> **WHAT THE TASK ASKS**:
For each line in the data below that holds "VIVIENDAS", return a copy.

> **INPUT FOR THIS TASK**:
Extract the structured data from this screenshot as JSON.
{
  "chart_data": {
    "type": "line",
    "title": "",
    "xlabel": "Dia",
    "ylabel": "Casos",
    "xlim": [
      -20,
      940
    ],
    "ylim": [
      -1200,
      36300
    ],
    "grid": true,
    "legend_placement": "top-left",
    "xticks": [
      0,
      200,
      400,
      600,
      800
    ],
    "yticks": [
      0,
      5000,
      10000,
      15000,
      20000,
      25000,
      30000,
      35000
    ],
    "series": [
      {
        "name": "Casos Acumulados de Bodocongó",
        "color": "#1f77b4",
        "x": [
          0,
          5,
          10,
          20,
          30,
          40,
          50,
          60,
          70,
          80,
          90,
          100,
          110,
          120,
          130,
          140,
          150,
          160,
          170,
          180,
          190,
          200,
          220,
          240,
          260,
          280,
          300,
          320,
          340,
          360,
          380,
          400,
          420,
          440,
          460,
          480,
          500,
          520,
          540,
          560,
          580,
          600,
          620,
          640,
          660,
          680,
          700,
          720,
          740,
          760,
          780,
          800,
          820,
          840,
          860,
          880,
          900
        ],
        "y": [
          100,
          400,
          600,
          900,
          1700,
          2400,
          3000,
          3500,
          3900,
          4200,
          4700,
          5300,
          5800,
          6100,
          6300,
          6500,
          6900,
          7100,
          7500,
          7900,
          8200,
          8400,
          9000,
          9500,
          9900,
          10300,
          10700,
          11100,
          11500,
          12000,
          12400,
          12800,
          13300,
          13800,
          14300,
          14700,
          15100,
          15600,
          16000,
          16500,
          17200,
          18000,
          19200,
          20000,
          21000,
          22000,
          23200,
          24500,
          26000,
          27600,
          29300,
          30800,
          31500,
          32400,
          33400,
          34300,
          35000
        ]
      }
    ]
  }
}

--

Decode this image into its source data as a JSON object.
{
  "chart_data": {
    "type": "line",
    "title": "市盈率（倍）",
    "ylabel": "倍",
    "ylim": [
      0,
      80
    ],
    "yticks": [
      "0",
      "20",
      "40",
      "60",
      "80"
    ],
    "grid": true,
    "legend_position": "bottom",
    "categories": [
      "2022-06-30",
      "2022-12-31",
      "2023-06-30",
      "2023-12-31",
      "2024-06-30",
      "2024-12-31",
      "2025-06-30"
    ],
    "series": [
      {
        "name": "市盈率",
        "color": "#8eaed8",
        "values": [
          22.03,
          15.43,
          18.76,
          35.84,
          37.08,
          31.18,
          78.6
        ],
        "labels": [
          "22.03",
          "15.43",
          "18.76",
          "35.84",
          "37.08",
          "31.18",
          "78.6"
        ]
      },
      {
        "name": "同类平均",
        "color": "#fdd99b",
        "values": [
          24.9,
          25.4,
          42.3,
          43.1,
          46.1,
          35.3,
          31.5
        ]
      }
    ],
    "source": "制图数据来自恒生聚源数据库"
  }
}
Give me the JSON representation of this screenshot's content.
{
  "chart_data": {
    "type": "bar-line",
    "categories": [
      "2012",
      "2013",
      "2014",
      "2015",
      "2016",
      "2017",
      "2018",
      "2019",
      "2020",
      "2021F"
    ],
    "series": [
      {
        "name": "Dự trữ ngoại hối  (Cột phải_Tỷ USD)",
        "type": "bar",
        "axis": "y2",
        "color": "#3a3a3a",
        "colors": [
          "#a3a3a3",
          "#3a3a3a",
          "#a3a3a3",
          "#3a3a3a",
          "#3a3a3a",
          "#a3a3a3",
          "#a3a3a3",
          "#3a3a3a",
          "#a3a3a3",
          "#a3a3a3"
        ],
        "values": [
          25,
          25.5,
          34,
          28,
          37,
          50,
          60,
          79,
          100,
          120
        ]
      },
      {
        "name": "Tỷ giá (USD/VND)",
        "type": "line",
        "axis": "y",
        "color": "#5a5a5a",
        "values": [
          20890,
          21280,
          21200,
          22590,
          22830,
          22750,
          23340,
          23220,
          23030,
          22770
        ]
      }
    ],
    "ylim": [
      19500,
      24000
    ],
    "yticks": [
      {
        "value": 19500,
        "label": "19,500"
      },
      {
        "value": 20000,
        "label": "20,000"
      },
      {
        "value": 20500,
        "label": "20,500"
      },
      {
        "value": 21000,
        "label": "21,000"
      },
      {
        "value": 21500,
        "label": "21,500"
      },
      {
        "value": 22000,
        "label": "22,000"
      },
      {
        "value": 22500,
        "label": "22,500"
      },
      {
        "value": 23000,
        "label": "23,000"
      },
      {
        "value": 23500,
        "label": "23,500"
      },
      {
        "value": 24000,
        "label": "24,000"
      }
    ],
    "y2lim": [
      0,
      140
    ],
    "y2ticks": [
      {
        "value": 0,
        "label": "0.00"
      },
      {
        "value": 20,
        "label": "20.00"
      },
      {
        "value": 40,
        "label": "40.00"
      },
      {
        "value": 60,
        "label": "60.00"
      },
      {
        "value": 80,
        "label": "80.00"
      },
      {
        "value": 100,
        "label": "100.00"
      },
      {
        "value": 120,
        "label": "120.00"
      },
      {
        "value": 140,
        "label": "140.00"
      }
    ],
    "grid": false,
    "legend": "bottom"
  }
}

...

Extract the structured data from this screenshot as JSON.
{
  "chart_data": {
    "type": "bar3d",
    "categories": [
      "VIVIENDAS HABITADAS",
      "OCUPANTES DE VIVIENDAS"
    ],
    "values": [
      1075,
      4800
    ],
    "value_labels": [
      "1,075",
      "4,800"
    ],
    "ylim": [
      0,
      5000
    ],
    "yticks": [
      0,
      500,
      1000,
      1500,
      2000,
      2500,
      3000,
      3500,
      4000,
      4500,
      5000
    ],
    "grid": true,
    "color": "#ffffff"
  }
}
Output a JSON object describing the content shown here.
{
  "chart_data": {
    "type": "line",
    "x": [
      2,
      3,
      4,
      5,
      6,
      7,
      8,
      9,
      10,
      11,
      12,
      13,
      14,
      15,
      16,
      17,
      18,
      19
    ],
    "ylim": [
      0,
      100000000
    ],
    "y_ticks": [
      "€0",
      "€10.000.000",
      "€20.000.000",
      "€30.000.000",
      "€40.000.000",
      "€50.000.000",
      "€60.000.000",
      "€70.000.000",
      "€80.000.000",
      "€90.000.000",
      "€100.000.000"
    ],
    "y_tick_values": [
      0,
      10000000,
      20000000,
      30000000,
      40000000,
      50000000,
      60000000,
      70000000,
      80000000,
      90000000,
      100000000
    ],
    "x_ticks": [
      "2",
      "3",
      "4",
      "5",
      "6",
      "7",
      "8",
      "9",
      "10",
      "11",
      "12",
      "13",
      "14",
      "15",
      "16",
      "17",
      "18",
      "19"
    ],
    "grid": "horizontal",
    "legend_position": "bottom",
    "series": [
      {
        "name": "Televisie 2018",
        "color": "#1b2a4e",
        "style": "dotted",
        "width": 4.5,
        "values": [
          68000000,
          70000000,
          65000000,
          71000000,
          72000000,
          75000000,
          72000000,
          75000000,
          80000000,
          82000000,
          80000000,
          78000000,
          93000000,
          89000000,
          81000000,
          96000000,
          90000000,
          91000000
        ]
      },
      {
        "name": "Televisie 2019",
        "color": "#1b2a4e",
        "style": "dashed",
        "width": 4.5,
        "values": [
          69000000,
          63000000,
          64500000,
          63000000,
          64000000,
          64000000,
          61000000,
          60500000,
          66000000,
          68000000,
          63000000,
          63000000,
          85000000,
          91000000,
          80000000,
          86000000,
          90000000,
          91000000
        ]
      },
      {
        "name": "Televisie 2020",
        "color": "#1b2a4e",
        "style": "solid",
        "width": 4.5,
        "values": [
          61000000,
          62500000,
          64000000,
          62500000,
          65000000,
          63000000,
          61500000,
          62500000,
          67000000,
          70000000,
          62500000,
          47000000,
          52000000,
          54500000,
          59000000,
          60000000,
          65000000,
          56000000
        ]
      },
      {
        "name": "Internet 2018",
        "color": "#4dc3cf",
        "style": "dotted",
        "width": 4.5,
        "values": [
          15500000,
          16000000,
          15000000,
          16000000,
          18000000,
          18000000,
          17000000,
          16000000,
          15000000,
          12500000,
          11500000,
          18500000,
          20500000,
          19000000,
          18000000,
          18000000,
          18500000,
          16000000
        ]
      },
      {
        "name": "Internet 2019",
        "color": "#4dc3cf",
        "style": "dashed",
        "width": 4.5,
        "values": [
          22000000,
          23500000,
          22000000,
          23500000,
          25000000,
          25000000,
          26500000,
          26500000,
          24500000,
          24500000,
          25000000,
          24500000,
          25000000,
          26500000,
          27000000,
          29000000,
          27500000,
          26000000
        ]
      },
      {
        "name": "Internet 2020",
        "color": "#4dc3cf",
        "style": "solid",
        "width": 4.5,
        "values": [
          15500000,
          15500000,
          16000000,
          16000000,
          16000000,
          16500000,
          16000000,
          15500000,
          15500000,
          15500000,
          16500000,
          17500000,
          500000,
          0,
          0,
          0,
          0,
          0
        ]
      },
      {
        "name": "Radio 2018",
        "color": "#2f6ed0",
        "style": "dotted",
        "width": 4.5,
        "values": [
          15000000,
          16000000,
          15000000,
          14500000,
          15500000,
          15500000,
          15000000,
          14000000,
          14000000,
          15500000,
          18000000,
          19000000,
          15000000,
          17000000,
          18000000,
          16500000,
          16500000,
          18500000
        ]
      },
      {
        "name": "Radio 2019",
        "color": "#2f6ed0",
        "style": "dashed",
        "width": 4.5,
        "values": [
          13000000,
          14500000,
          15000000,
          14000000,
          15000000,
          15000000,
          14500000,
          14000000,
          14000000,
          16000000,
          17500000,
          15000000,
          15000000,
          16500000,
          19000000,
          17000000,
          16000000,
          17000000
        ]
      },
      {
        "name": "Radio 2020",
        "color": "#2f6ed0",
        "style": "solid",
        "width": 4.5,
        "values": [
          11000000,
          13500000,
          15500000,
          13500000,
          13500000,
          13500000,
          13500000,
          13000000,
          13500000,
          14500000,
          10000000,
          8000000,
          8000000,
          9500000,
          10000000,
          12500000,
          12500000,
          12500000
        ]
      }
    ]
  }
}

> **ANSWER TO THIS PROBLEM**:
      "VIVIENDAS HABITADAS",
      "OCUPANTES DE VIVIENDAS"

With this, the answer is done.